## Task description
Copy each line that has the string "作出函数的图象" somewhere in it.

## Dataset excerpt
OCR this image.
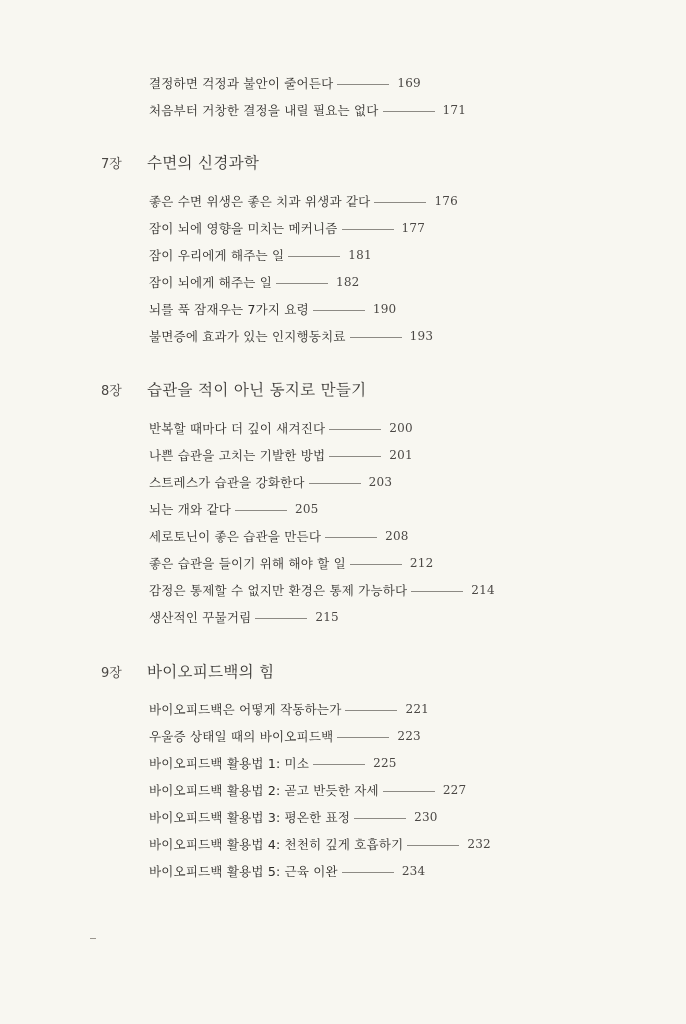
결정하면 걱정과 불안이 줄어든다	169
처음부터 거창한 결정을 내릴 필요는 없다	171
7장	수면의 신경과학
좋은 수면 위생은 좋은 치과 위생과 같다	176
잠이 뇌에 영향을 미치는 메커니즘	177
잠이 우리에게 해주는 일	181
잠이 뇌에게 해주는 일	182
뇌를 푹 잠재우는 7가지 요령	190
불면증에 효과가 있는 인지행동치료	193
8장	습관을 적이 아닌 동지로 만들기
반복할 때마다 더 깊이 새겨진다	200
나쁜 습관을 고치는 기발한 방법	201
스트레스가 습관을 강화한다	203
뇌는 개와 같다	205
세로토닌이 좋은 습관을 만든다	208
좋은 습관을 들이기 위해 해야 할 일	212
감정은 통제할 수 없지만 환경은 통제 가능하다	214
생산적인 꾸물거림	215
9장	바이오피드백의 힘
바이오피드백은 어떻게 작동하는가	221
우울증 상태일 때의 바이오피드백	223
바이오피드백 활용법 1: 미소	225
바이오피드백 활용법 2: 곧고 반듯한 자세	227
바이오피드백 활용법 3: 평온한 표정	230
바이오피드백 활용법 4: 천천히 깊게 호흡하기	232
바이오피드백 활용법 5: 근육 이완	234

---

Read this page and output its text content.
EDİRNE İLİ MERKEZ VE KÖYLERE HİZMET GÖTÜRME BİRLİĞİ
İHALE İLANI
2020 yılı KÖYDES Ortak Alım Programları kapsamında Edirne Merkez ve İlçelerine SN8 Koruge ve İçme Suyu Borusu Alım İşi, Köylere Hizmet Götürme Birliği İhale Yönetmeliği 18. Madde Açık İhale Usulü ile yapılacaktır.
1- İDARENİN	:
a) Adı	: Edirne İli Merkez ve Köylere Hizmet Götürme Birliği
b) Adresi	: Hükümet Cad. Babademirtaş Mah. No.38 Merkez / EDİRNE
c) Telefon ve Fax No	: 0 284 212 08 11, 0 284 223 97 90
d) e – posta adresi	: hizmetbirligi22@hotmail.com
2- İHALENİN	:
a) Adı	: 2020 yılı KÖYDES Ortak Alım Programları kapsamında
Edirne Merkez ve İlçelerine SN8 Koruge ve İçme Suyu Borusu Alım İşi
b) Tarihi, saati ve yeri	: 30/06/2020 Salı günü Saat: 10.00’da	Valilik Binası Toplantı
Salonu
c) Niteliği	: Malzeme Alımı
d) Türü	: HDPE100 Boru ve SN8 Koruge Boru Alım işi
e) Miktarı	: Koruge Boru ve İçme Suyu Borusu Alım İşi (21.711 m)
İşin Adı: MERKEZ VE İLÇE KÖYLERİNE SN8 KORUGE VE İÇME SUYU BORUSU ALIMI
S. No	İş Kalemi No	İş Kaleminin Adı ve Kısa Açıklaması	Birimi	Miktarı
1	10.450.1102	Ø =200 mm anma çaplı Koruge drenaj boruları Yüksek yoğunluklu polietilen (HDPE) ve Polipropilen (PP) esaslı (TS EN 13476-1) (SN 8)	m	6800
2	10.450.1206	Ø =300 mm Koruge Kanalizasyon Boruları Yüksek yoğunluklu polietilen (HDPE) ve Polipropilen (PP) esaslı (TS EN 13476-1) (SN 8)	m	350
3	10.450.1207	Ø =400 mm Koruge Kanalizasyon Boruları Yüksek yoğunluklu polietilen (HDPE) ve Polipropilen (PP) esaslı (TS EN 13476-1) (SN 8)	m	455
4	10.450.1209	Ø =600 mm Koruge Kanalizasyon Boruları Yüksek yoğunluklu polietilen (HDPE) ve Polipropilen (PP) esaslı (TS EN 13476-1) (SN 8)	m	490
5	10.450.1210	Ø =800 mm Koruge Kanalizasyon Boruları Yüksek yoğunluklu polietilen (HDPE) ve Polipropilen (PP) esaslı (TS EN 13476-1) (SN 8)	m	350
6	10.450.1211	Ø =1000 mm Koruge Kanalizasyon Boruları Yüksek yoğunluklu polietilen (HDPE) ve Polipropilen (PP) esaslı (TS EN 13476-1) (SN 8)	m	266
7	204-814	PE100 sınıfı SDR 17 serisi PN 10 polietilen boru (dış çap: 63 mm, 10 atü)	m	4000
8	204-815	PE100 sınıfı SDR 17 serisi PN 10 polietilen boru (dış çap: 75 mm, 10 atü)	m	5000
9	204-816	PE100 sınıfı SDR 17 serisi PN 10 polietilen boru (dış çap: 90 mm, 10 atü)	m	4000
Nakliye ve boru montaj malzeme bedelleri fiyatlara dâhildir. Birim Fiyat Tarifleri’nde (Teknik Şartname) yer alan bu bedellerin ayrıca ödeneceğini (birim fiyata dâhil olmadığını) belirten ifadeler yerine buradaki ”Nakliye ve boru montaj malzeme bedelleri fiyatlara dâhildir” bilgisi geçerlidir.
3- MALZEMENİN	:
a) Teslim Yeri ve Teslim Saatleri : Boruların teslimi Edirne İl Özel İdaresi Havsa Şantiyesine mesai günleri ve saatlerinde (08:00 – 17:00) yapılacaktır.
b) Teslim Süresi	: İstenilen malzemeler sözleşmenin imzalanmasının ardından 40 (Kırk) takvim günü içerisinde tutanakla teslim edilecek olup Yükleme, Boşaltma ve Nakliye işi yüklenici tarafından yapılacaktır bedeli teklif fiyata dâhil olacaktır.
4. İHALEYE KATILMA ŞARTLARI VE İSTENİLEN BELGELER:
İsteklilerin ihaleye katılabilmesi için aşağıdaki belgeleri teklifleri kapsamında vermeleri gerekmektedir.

--

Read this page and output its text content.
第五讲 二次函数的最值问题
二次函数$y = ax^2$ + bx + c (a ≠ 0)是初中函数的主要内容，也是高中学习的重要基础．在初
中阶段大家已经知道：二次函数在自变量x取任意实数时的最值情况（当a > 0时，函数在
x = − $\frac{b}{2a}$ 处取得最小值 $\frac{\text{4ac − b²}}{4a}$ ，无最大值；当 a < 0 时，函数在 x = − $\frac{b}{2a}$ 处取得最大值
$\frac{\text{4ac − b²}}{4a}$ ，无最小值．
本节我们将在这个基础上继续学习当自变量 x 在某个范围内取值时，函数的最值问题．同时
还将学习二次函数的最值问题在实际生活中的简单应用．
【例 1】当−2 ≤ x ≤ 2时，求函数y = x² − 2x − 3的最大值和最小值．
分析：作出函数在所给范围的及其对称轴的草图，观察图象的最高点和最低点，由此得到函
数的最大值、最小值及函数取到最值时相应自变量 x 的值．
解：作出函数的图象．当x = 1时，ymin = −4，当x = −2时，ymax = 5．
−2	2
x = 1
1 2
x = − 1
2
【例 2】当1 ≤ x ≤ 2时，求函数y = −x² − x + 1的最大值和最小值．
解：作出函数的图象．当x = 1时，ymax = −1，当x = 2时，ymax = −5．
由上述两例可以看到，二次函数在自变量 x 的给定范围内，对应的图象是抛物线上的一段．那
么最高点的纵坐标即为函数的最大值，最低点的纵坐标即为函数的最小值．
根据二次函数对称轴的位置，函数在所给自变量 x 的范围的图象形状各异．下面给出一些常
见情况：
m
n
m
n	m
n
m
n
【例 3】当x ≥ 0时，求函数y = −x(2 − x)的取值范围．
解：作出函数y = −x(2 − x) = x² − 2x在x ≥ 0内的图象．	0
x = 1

## Completed exercise
解：作出函数的图象．当x = 1时，ymin = −4，当x = −2时，ymax = 5．
解：作出函数的图象．当x = 1时，ymax = −1，当x = 2时，ymax = −5．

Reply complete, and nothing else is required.